* **Stored items from a collection**:
•••••
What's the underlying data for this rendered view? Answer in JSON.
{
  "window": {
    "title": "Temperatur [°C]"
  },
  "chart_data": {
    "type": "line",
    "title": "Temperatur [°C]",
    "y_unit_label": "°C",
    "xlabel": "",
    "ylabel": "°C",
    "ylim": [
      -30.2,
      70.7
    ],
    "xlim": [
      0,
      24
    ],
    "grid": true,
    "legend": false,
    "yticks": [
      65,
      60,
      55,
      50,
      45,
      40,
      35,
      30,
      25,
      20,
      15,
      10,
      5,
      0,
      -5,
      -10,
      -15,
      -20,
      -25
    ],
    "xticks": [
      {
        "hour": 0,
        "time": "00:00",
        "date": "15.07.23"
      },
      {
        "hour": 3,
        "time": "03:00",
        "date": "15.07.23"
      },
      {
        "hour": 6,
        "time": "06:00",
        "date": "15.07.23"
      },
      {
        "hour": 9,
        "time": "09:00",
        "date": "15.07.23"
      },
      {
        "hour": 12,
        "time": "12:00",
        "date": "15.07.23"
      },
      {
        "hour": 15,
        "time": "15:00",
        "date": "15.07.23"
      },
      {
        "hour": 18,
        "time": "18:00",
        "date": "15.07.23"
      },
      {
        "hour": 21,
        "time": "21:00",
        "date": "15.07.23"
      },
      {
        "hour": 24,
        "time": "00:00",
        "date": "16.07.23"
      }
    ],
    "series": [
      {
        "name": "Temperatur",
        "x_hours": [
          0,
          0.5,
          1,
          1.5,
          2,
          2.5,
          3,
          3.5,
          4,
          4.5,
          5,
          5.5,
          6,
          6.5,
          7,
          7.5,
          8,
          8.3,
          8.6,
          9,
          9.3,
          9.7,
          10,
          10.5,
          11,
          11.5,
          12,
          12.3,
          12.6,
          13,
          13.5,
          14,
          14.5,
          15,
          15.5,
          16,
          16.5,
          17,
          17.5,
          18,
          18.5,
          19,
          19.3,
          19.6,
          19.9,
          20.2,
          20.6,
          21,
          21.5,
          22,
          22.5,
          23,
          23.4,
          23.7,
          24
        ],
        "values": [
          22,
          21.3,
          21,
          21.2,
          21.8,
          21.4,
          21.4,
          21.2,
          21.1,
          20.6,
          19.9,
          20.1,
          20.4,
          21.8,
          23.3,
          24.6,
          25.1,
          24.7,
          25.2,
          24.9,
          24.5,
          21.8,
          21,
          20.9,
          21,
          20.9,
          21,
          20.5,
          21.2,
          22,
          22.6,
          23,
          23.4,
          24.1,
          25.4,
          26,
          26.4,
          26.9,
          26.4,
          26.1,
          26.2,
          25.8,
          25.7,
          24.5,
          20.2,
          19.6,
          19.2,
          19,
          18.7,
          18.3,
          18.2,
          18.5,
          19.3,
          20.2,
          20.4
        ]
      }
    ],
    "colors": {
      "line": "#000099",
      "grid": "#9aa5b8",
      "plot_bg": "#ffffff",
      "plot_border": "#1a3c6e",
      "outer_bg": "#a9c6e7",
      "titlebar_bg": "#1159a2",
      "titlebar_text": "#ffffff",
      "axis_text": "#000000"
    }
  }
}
•••••
Write the data from above out again, exactly.

* **REPLY TO THE TASK**:
What's the underlying data for this rendered view? Answer in JSON.
{
  "window": {
    "title": "Temperatur [°C]"
  },
  "chart_data": {
    "type": "line",
    "title": "Temperatur [°C]",
    "y_unit_label": "°C",
    "xlabel": "",
    "ylabel": "°C",
    "ylim": [
      -30.2,
      70.7
    ],
    "xlim": [
      0,
      24
    ],
    "grid": true,
    "legend": false,
    "yticks": [
      65,
      60,
      55,
      50,
      45,
      40,
      35,
      30,
      25,
      20,
      15,
      10,
      5,
      0,
      -5,
      -10,
      -15,
      -20,
      -25
    ],
    "xticks": [
      {
        "hour": 0,
        "time": "00:00",
        "date": "15.07.23"
      },
      {
        "hour": 3,
        "time": "03:00",
        "date": "15.07.23"
      },
      {
        "hour": 6,
        "time": "06:00",
        "date": "15.07.23"
      },
      {
        "hour": 9,
        "time": "09:00",
        "date": "15.07.23"
      },
      {
        "hour": 12,
        "time": "12:00",
        "date": "15.07.23"
      },
      {
        "hour": 15,
        "time": "15:00",
        "date": "15.07.23"
      },
      {
        "hour": 18,
        "time": "18:00",
        "date": "15.07.23"
      },
      {
        "hour": 21,
        "time": "21:00",
        "date": "15.07.23"
      },
      {
        "hour": 24,
        "time": "00:00",
        "date": "16.07.23"
      }
    ],
    "series": [
      {
        "name": "Temperatur",
        "x_hours": [
          0,
          0.5,
          1,
          1.5,
          2,
          2.5,
          3,
          3.5,
          4,
          4.5,
          5,
          5.5,
          6,
          6.5,
          7,
          7.5,
          8,
          8.3,
          8.6,
          9,
          9.3,
          9.7,
          10,
          10.5,
          11,
          11.5,
          12,
          12.3,
          12.6,
          13,
          13.5,
          14,
          14.5,
          15,
          15.5,
          16,
          16.5,
          17,
          17.5,
          18,
          18.5,
          19,
          19.3,
          19.6,
          19.9,
          20.2,
          20.6,
          21,
          21.5,
          22,
          22.5,
          23,
          23.4,
          23.7,
          24
        ],
        "values": [
          22,
          21.3,
          21,
          21.2,
          21.8,
          21.4,
          21.4,
          21.2,
          21.1,
          20.6,
          19.9,
          20.1,
          20.4,
          21.8,
          23.3,
          24.6,
          25.1,
          24.7,
          25.2,
          24.9,
          24.5,
          21.8,
          21,
          20.9,
          21,
          20.9,
          21,
          20.5,
          21.2,
          22,
          22.6,
          23,
          23.4,
          24.1,
          25.4,
          26,
          26.4,
          26.9,
          26.4,
          26.1,
          26.2,
          25.8,
          25.7,
          24.5,
          20.2,
          19.6,
          19.2,
          19,
          18.7,
          18.3,
          18.2,
          18.5,
          19.3,
          20.2,
          20.4
        ]
      }
    ],
    "colors": {
      "line": "#000099",
      "grid": "#9aa5b8",
      "plot_bg": "#ffffff",
      "plot_border": "#1a3c6e",
      "outer_bg": "#a9c6e7",
      "titlebar_bg": "#1159a2",
      "titlebar_text": "#ffffff",
      "axis_text": "#000000"
    }
  }
}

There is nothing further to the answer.